Given problem: Beginning at the line containing "What text is on this page?" and continuing to the end of the records below, give each line again exactly as it stands, and only those lines.

------------------------------------------------

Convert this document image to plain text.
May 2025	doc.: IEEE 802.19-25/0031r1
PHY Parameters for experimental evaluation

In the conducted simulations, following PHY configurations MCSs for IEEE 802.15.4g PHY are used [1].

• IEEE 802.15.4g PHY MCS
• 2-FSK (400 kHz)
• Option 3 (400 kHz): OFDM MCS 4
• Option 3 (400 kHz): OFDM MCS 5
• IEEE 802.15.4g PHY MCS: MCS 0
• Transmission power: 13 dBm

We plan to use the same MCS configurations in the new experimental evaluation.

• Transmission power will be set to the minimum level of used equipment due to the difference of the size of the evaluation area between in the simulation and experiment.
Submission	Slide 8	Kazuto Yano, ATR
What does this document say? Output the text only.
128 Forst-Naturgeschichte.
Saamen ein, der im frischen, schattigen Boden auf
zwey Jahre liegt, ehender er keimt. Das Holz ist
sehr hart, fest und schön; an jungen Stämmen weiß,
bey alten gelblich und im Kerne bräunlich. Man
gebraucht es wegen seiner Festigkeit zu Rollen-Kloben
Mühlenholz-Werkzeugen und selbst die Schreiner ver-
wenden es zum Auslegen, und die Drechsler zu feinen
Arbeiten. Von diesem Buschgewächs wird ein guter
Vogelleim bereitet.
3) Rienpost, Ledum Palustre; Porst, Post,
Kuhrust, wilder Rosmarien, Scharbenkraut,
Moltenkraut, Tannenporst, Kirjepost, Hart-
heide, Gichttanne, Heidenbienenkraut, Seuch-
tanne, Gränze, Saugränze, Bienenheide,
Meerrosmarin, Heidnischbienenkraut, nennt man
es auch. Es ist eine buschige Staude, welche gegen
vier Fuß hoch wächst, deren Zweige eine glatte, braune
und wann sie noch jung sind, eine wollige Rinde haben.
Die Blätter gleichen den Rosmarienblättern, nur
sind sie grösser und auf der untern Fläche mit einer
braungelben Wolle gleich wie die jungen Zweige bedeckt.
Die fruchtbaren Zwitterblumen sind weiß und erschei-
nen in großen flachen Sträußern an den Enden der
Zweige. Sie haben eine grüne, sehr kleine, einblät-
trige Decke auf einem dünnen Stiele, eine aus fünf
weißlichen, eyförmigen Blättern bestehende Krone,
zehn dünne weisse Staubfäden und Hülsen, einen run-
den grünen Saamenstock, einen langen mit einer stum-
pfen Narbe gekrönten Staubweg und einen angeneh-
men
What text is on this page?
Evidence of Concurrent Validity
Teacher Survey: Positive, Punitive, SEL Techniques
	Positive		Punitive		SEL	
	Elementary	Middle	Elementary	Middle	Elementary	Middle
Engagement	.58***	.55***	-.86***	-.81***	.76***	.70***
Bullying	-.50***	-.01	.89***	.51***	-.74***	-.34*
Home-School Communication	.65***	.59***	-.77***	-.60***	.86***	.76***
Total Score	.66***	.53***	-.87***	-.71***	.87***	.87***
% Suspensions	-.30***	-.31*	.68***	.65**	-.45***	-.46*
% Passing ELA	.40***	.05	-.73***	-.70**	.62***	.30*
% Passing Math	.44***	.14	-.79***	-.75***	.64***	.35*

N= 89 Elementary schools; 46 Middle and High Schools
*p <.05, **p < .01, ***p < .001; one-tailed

------------------------------------------------

Full answer:
What text is on this page?
Evidence of Concurrent Validity
Teacher Survey: Positive, Punitive, SEL Techniques
	Positive		Punitive		SEL	
	Elementary	Middle	Elementary	Middle	Elementary	Middle
Engagement	.58***	.55***	-.86***	-.81***	.76***	.70***
Bullying	-.50***	-.01	.89***	.51***	-.74***	-.34*
Home-School Communication	.65***	.59***	-.77***	-.60***	.86***	.76***
Total Score	.66***	.53***	-.87***	-.71***	.87***	.87***
% Suspensions	-.30***	-.31*	.68***	.65**	-.45***	-.46*
% Passing ELA	.40***	.05	-.73***	-.70**	.62***	.30*
% Passing Math	.44***	.14	-.79***	-.75***	.64***	.35*

N= 89 Elementary schools; 46 Middle and High Schools
*p <.05, **p < .01, ***p < .001; one-tailed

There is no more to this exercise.